**INPUT ROWS**
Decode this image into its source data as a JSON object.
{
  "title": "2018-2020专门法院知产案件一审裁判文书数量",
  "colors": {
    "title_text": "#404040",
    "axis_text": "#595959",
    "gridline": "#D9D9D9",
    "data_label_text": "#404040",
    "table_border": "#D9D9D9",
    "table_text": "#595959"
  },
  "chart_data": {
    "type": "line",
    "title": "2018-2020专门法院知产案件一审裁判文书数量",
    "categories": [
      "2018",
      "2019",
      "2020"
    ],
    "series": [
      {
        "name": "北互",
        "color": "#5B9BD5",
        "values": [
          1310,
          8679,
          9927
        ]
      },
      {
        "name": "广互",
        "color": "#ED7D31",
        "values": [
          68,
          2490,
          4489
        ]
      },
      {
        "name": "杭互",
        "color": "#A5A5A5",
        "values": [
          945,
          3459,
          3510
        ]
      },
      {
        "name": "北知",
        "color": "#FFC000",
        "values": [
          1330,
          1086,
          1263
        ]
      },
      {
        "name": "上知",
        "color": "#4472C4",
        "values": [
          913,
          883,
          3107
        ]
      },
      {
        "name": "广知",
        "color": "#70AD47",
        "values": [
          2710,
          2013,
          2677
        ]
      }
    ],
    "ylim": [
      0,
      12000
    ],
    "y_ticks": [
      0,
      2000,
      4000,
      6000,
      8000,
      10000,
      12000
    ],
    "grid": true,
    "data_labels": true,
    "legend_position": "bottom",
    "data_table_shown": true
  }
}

**TASK OBJECTIVE**
Return all of the above records exactly, leaving no line out.

**REPLY**
Decode this image into its source data as a JSON object.
{
  "title": "2018-2020专门法院知产案件一审裁判文书数量",
  "colors": {
    "title_text": "#404040",
    "axis_text": "#595959",
    "gridline": "#D9D9D9",
    "data_label_text": "#404040",
    "table_border": "#D9D9D9",
    "table_text": "#595959"
  },
  "chart_data": {
    "type": "line",
    "title": "2018-2020专门法院知产案件一审裁判文书数量",
    "categories": [
      "2018",
      "2019",
      "2020"
    ],
    "series": [
      {
        "name": "北互",
        "color": "#5B9BD5",
        "values": [
          1310,
          8679,
          9927
        ]
      },
      {
        "name": "广互",
        "color": "#ED7D31",
        "values": [
          68,
          2490,
          4489
        ]
      },
      {
        "name": "杭互",
        "color": "#A5A5A5",
        "values": [
          945,
          3459,
          3510
        ]
      },
      {
        "name": "北知",
        "color": "#FFC000",
        "values": [
          1330,
          1086,
          1263
        ]
      },
      {
        "name": "上知",
        "color": "#4472C4",
        "values": [
          913,
          883,
          3107
        ]
      },
      {
        "name": "广知",
        "color": "#70AD47",
        "values": [
          2710,
          2013,
          2677
        ]
      }
    ],
    "ylim": [
      0,
      12000
    ],
    "y_ticks": [
      0,
      2000,
      4000,
      6000,
      8000,
      10000,
      12000
    ],
    "grid": true,
    "data_labels": true,
    "legend_position": "bottom",
    "data_table_shown": true
  }
}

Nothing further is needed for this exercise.